▶ Task brief
Locate each line holding the string "text" and copy it.
..............................
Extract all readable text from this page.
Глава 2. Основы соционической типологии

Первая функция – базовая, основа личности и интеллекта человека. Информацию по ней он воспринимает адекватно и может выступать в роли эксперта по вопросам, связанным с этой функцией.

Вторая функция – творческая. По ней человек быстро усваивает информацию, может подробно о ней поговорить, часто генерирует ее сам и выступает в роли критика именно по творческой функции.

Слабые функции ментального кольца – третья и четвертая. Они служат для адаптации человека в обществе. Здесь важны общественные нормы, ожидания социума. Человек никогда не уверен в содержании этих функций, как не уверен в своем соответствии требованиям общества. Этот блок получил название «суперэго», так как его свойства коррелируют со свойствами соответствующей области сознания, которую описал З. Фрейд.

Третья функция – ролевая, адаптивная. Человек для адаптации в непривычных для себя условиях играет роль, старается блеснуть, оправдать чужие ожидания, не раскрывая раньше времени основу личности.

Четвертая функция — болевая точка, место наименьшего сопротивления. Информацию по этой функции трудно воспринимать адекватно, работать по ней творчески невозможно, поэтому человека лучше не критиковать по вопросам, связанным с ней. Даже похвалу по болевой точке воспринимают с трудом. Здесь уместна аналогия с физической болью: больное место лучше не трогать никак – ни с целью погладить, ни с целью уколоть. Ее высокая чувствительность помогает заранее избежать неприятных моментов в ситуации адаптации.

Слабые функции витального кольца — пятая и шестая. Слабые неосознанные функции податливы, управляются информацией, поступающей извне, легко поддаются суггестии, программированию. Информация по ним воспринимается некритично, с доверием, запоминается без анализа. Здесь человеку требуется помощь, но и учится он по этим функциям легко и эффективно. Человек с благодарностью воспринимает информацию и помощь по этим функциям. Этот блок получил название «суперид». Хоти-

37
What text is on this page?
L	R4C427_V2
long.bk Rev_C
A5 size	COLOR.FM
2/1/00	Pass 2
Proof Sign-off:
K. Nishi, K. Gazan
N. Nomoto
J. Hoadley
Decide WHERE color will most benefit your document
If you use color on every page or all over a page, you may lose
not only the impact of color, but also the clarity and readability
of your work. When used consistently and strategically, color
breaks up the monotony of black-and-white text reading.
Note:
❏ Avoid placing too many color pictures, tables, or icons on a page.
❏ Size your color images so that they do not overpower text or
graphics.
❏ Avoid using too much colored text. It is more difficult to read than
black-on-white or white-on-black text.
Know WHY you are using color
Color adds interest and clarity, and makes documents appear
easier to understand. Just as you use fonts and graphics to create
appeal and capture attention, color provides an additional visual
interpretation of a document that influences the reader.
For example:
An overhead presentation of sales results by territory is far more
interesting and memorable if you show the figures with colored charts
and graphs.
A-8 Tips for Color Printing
..............................
▶ Full output
Extract all readable text from this page.
What text is on this page?
breaks up the monotony of black-and-white text reading.
❏ Size your color images so that they do not overpower text or
❏ Avoid using too much colored text. It is more difficult to read than
black-on-white or white-on-black text.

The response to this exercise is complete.